Copy every line of the listing below without changes, but leave the pictures out of your copy.
= = =
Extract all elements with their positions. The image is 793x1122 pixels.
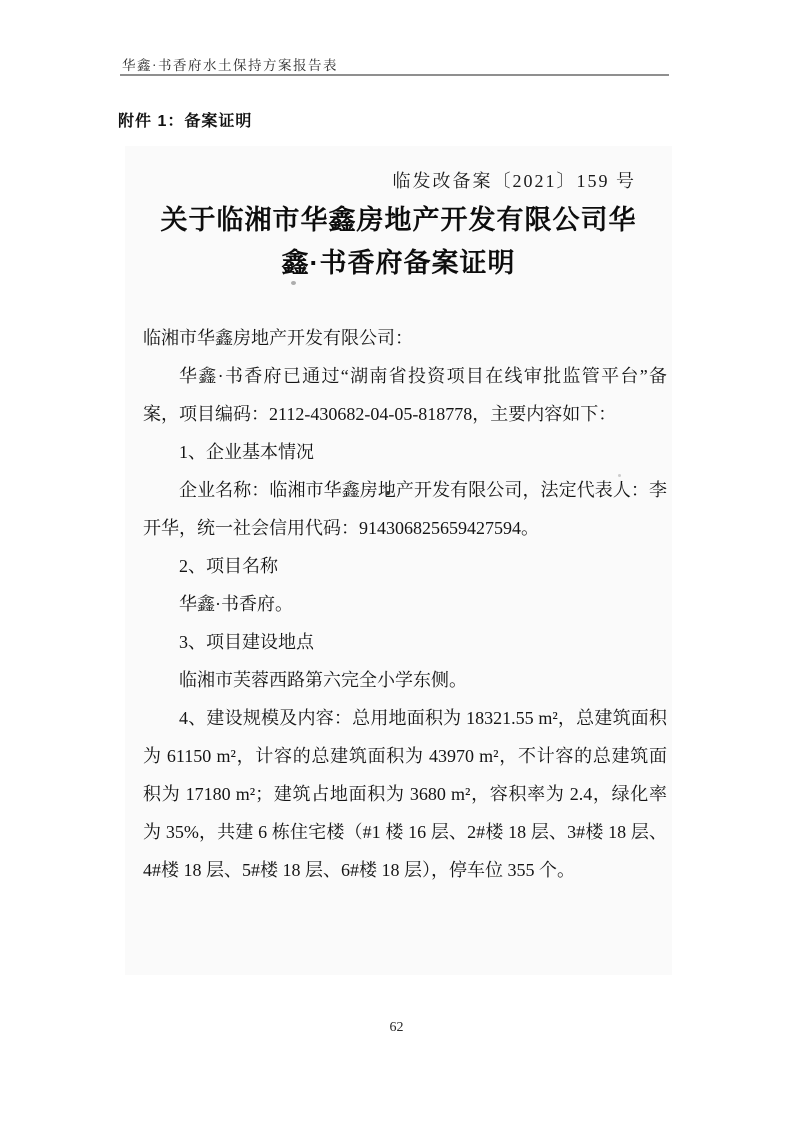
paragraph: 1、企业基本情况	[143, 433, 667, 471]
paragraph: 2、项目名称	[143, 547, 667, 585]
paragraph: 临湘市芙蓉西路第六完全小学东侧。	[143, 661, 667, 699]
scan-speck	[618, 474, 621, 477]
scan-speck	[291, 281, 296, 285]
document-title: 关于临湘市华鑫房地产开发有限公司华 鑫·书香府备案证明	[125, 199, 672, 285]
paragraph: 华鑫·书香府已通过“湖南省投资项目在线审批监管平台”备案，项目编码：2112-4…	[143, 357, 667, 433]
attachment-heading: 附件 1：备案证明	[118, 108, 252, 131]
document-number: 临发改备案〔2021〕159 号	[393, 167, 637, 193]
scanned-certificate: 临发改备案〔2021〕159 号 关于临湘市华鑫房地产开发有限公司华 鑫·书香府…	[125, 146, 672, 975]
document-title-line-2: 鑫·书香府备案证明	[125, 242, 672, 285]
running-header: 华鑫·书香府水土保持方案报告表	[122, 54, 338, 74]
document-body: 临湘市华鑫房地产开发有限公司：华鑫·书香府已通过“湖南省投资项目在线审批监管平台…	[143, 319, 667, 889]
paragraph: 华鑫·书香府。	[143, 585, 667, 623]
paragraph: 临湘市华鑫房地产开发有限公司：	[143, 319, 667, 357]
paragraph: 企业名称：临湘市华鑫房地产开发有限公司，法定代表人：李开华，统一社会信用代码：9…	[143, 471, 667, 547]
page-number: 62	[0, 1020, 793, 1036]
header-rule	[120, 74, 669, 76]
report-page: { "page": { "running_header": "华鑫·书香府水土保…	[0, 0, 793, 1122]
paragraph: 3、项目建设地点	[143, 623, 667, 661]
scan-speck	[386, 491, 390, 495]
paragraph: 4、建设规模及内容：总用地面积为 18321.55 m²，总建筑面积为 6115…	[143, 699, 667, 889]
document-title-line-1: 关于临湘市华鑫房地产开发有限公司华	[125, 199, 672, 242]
= = =
Answer to the exercise
Extract all elements with their positions. The image is 793x1122 pixels.
paragraph: 1、企业基本情况	[143, 433, 667, 471]
paragraph: 2、项目名称	[143, 547, 667, 585]
paragraph: 临湘市芙蓉西路第六完全小学东侧。	[143, 661, 667, 699]
scan-speck	[618, 474, 621, 477]
scan-speck	[291, 281, 296, 285]
document-title: 关于临湘市华鑫房地产开发有限公司华 鑫·书香府备案证明	[125, 199, 672, 285]
paragraph: 华鑫·书香府已通过“湖南省投资项目在线审批监管平台”备案，项目编码：2112-4…	[143, 357, 667, 433]
attachment-heading: 附件 1：备案证明	[118, 108, 252, 131]
document-number: 临发改备案〔2021〕159 号	[393, 167, 637, 193]
scanned-certificate: 临发改备案〔2021〕159 号 关于临湘市华鑫房地产开发有限公司华 鑫·书香府…	[125, 146, 672, 975]
document-title-line-2: 鑫·书香府备案证明	[125, 242, 672, 285]
running-header: 华鑫·书香府水土保持方案报告表	[122, 54, 338, 74]
document-body: 临湘市华鑫房地产开发有限公司：华鑫·书香府已通过“湖南省投资项目在线审批监管平台…	[143, 319, 667, 889]
paragraph: 华鑫·书香府。	[143, 585, 667, 623]
paragraph: 临湘市华鑫房地产开发有限公司：	[143, 319, 667, 357]
paragraph: 企业名称：临湘市华鑫房地产开发有限公司，法定代表人：李开华，统一社会信用代码：9…	[143, 471, 667, 547]
page-number: 62	[0, 1020, 793, 1036]
header-rule	[120, 74, 669, 76]
report-page: { "page": { "running_header": "华鑫·书香府水土保…	[0, 0, 793, 1122]
paragraph: 3、项目建设地点	[143, 623, 667, 661]
scan-speck	[386, 491, 390, 495]
paragraph: 4、建设规模及内容：总用地面积为 18321.55 m²，总建筑面积为 6115…	[143, 699, 667, 889]
document-title-line-1: 关于临湘市华鑫房地产开发有限公司华	[125, 199, 672, 242]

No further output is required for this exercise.